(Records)
○ ○ ○ ○ ○ ○ ○

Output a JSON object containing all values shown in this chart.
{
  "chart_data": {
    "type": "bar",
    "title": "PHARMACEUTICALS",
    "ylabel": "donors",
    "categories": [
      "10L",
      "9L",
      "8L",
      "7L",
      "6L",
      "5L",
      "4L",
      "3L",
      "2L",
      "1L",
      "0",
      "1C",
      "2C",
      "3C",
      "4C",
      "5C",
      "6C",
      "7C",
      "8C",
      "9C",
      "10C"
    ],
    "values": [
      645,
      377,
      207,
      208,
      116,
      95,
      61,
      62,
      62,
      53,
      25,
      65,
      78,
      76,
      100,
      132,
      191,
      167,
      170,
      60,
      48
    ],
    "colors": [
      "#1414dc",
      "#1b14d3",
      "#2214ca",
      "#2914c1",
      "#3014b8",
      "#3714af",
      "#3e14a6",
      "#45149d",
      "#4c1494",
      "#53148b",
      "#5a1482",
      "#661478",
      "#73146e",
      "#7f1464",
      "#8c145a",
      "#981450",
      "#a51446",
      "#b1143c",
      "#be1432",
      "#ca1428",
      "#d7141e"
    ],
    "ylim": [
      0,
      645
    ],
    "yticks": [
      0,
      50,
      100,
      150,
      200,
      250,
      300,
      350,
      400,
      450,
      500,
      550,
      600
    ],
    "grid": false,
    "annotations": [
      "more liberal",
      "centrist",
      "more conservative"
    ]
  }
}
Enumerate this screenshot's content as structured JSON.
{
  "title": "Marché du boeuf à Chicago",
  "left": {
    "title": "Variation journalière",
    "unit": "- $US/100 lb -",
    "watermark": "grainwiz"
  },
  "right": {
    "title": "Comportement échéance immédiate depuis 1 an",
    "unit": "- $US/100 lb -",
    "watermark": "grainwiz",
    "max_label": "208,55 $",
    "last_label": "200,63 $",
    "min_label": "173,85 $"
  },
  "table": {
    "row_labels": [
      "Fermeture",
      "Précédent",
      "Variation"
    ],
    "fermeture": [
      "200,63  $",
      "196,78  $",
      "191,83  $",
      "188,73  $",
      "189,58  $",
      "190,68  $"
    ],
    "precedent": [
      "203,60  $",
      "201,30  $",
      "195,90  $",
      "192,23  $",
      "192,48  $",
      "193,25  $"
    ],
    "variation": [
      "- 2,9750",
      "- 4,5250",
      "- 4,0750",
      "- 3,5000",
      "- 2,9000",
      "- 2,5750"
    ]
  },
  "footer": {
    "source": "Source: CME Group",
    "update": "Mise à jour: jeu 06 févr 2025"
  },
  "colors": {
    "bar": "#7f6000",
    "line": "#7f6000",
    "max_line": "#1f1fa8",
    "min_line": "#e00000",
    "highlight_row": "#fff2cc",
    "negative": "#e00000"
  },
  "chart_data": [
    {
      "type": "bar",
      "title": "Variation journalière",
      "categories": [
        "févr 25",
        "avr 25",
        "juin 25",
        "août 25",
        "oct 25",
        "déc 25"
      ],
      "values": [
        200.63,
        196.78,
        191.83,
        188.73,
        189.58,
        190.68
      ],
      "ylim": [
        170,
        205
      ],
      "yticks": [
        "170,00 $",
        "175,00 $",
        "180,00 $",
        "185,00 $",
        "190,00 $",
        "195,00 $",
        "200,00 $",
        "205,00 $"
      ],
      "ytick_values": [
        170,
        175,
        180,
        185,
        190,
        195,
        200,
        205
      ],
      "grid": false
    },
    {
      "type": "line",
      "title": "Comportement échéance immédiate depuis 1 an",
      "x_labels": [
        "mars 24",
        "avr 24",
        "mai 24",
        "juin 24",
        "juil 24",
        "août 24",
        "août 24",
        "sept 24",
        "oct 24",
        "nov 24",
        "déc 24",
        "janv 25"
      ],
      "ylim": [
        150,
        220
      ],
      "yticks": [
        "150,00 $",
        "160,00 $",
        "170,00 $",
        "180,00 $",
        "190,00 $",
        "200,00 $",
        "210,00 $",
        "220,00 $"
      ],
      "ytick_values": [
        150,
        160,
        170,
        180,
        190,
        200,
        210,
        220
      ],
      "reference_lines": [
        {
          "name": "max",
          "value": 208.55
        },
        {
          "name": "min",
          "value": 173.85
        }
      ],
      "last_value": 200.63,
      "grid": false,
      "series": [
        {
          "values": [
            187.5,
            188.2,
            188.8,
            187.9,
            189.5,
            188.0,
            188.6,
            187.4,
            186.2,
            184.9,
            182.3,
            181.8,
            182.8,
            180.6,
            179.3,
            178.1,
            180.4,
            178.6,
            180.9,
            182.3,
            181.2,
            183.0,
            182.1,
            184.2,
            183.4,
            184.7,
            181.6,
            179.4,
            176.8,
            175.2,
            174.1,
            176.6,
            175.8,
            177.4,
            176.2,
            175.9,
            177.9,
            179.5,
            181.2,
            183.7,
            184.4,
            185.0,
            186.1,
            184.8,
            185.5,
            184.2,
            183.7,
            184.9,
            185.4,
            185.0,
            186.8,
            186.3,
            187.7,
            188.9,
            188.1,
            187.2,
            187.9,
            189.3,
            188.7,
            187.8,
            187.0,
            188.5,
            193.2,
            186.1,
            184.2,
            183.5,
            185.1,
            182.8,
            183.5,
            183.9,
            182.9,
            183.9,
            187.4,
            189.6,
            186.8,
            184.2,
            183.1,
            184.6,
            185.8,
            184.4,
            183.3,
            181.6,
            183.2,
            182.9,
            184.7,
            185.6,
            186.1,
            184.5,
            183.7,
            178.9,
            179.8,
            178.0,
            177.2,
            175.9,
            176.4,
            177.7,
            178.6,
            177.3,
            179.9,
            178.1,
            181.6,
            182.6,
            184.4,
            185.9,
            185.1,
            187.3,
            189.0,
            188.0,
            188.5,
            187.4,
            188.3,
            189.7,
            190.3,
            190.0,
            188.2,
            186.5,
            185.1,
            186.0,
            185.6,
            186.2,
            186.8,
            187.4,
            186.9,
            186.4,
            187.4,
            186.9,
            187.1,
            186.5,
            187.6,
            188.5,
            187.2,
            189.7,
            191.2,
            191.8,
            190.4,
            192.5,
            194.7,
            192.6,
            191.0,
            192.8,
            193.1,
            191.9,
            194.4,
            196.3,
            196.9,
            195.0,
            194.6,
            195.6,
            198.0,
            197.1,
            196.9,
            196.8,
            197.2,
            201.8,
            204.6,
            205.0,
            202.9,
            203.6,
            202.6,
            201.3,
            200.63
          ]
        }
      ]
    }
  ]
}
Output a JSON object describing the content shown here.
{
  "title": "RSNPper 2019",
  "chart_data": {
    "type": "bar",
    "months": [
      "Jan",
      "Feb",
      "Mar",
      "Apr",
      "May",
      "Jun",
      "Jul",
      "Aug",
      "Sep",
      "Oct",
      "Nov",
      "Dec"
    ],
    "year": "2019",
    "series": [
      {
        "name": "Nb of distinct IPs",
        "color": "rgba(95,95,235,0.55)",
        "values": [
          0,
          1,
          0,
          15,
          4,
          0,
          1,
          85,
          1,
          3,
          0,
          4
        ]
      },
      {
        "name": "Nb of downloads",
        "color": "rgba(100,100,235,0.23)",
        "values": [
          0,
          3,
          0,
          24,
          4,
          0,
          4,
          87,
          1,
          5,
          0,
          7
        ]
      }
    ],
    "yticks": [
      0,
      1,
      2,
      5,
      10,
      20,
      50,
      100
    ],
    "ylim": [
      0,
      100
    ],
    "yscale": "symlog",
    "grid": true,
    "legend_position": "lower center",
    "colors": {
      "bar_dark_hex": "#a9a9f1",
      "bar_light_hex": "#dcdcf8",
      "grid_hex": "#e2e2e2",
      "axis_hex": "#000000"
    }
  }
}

○ ○ ○ ○ ○ ○ ○

**Instructions to follow:**
Find each line holding the string "depuis" and copy it out.

**Exercise answer:**
    "title": "Comportement échéance immédiate depuis 1 an",
      "title": "Comportement échéance immédiate depuis 1 an",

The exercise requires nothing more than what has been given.